Collected data entries -
════════
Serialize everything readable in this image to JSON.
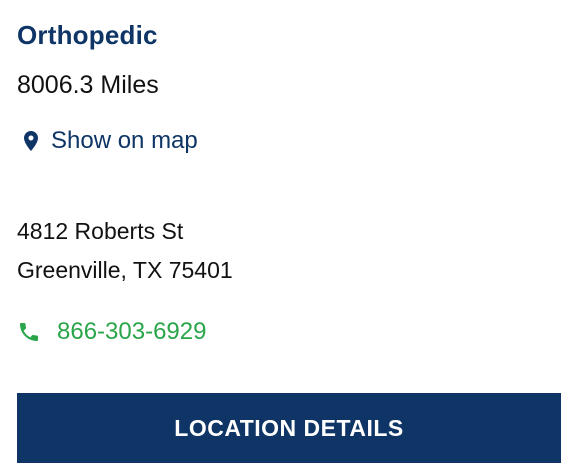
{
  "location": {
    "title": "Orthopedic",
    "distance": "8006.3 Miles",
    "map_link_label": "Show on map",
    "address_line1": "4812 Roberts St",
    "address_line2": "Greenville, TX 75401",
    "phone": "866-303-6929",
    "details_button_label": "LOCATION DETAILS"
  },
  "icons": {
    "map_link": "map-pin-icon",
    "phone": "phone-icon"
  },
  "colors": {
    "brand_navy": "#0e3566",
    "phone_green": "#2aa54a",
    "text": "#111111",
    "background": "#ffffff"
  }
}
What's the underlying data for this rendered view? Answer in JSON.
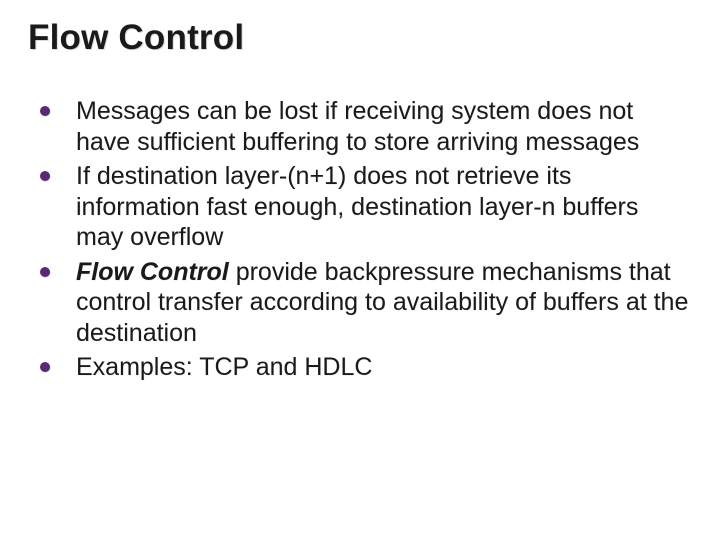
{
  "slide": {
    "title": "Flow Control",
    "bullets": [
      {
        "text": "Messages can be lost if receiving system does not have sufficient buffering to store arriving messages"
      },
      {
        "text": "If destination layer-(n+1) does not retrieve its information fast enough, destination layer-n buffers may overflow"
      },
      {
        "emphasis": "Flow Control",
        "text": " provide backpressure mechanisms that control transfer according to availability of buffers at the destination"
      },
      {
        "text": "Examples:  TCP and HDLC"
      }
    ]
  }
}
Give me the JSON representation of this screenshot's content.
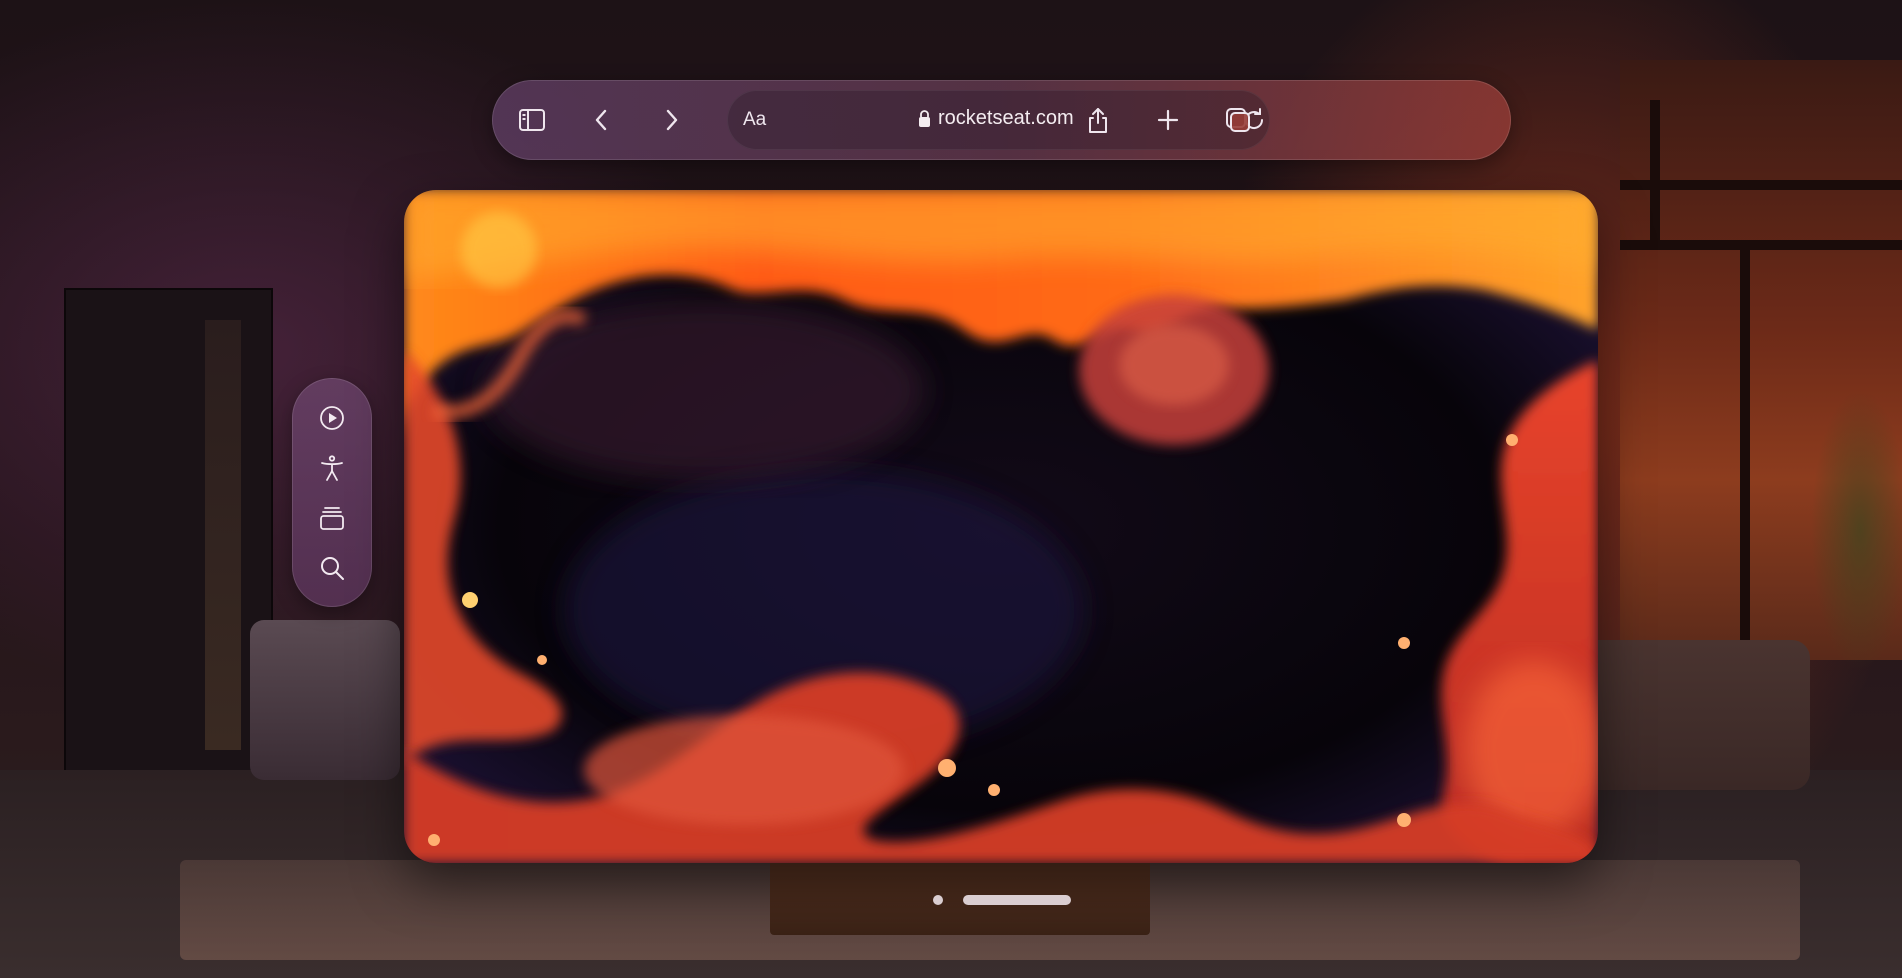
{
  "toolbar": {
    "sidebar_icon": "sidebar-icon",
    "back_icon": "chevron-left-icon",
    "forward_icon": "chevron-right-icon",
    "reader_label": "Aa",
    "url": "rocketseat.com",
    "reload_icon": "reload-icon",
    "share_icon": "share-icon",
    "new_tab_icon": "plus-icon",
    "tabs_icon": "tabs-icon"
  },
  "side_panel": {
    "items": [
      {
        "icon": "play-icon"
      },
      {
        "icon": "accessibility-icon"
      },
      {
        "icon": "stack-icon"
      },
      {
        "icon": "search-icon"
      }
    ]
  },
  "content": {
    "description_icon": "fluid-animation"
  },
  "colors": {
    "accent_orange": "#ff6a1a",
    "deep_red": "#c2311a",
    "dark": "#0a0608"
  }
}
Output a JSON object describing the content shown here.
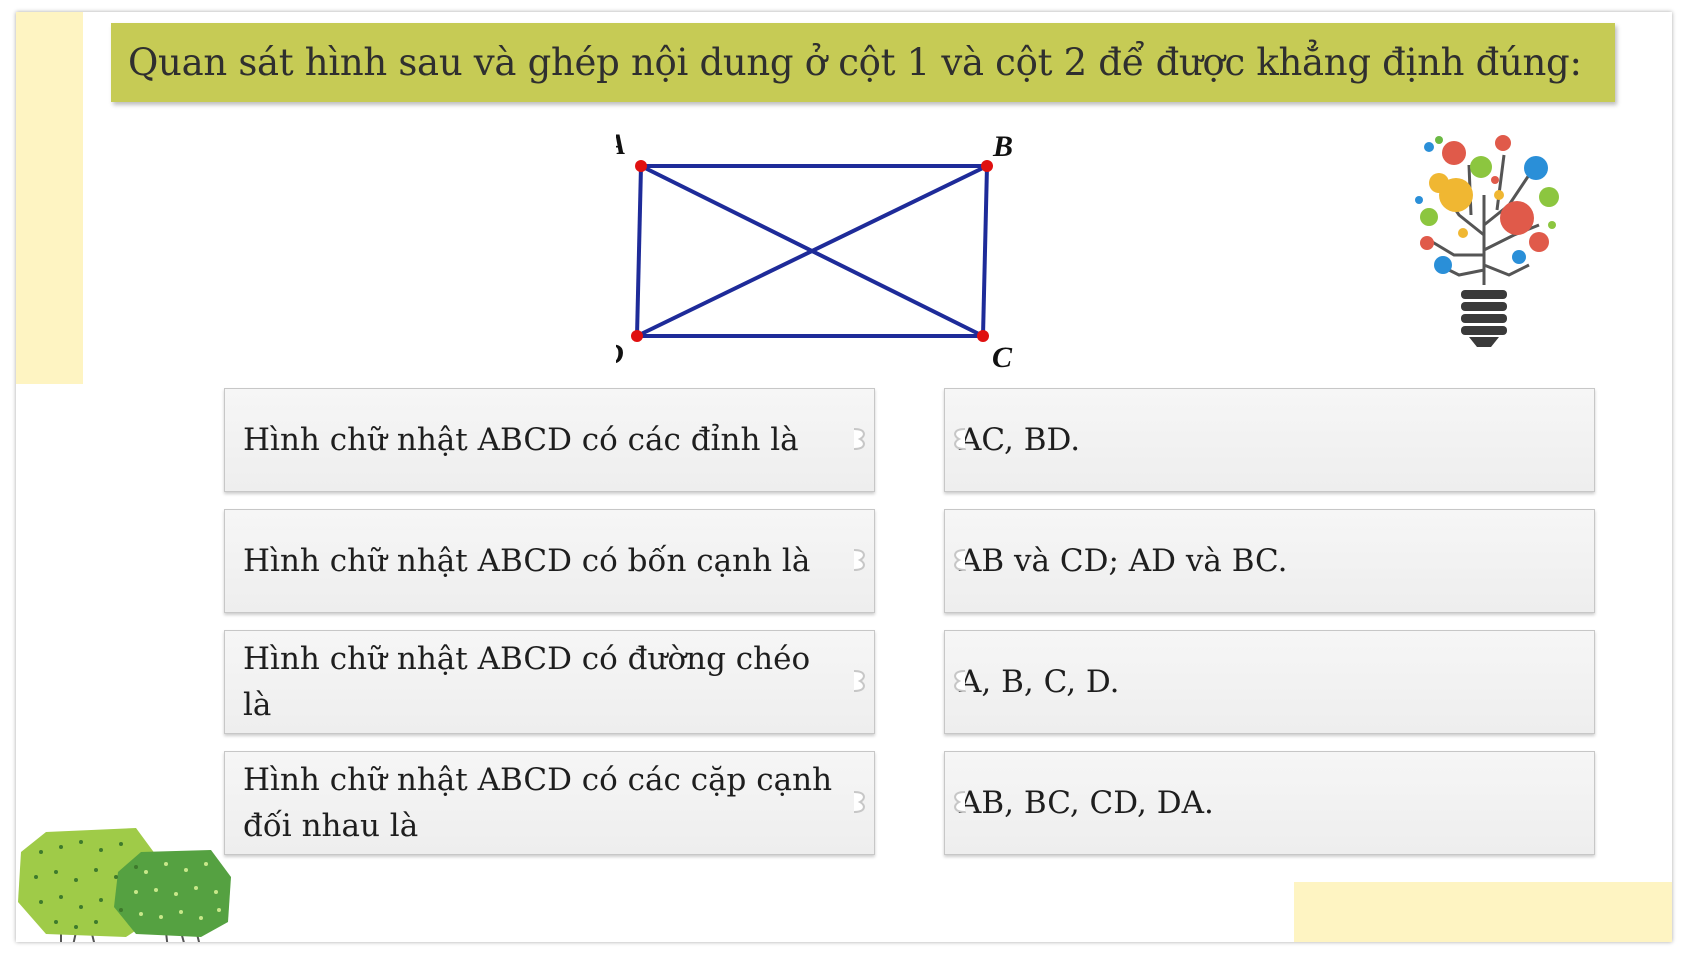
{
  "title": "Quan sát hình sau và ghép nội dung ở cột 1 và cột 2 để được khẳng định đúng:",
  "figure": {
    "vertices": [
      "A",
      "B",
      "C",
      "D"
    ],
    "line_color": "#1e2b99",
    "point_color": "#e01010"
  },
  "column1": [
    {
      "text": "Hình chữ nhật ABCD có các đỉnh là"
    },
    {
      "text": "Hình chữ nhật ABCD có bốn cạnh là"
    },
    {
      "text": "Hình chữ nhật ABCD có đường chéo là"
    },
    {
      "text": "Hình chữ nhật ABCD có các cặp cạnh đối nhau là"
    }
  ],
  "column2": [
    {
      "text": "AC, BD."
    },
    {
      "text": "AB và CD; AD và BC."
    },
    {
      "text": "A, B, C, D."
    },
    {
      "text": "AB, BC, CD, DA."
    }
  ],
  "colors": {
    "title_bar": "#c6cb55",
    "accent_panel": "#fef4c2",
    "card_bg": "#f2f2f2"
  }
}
════════
EXERCISE DESCRIPTION -
Give back the whole listing as it stands, minus its pictures.

EXERCISE ANSWER -
Serialize everything readable in this image to JSON.
{
  "location": {
    "title": "Orthopedic",
    "distance": "8006.3 Miles",
    "map_link_label": "Show on map",
    "address_line1": "4812 Roberts St",
    "address_line2": "Greenville, TX 75401",
    "phone": "866-303-6929",
    "details_button_label": "LOCATION DETAILS"
  },
  "icons": {
    "map_link": "map-pin-icon",
    "phone": "phone-icon"
  },
  "colors": {
    "brand_navy": "#0e3566",
    "phone_green": "#2aa54a",
    "text": "#111111",
    "background": "#ffffff"
  }
}
What's the underlying data for this rendered view? Answer in JSON.
{
  "slide": {
    "title": "Flow Control",
    "bullets": [
      {
        "text": "Messages can be lost if receiving system does not have sufficient buffering to store arriving messages"
      },
      {
        "text": "If destination layer-(n+1) does not retrieve its information fast enough, destination layer-n buffers may overflow"
      },
      {
        "emphasis": "Flow Control",
        "text": " provide backpressure mechanisms that control transfer according to availability of buffers at the destination"
      },
      {
        "text": "Examples:  TCP and HDLC"
      }
    ]
  }
}
Give me the JSON representation of this screenshot's content.
{
  "toolbar": {
    "sidebar_icon": "sidebar-icon",
    "back_icon": "chevron-left-icon",
    "forward_icon": "chevron-right-icon",
    "reader_label": "Aa",
    "url": "rocketseat.com",
    "reload_icon": "reload-icon",
    "share_icon": "share-icon",
    "new_tab_icon": "plus-icon",
    "tabs_icon": "tabs-icon"
  },
  "side_panel": {
    "items": [
      {
        "icon": "play-icon"
      },
      {
        "icon": "accessibility-icon"
      },
      {
        "icon": "stack-icon"
      },
      {
        "icon": "search-icon"
      }
    ]
  },
  "content": {
    "description_icon": "fluid-animation"
  },
  "colors": {
    "accent_orange": "#ff6a1a",
    "deep_red": "#c2311a",
    "dark": "#0a0608"
  }
}
Output a JSON object describing the content shown here.
{
  "title": "Quan sát hình sau và ghép nội dung ở cột 1 và cột 2 để được khẳng định đúng:",
  "figure": {
    "vertices": [
      "A",
      "B",
      "C",
      "D"
    ],
    "line_color": "#1e2b99",
    "point_color": "#e01010"
  },
  "column1": [
    {
      "text": "Hình chữ nhật ABCD có các đỉnh là"
    },
    {
      "text": "Hình chữ nhật ABCD có bốn cạnh là"
    },
    {
      "text": "Hình chữ nhật ABCD có đường chéo là"
    },
    {
      "text": "Hình chữ nhật ABCD có các cặp cạnh đối nhau là"
    }
  ],
  "column2": [
    {
      "text": "AC, BD."
    },
    {
      "text": "AB và CD; AD và BC."
    },
    {
      "text": "A, B, C, D."
    },
    {
      "text": "AB, BC, CD, DA."
    }
  ],
  "colors": {
    "title_bar": "#c6cb55",
    "accent_panel": "#fef4c2",
    "card_bg": "#f2f2f2"
  }
}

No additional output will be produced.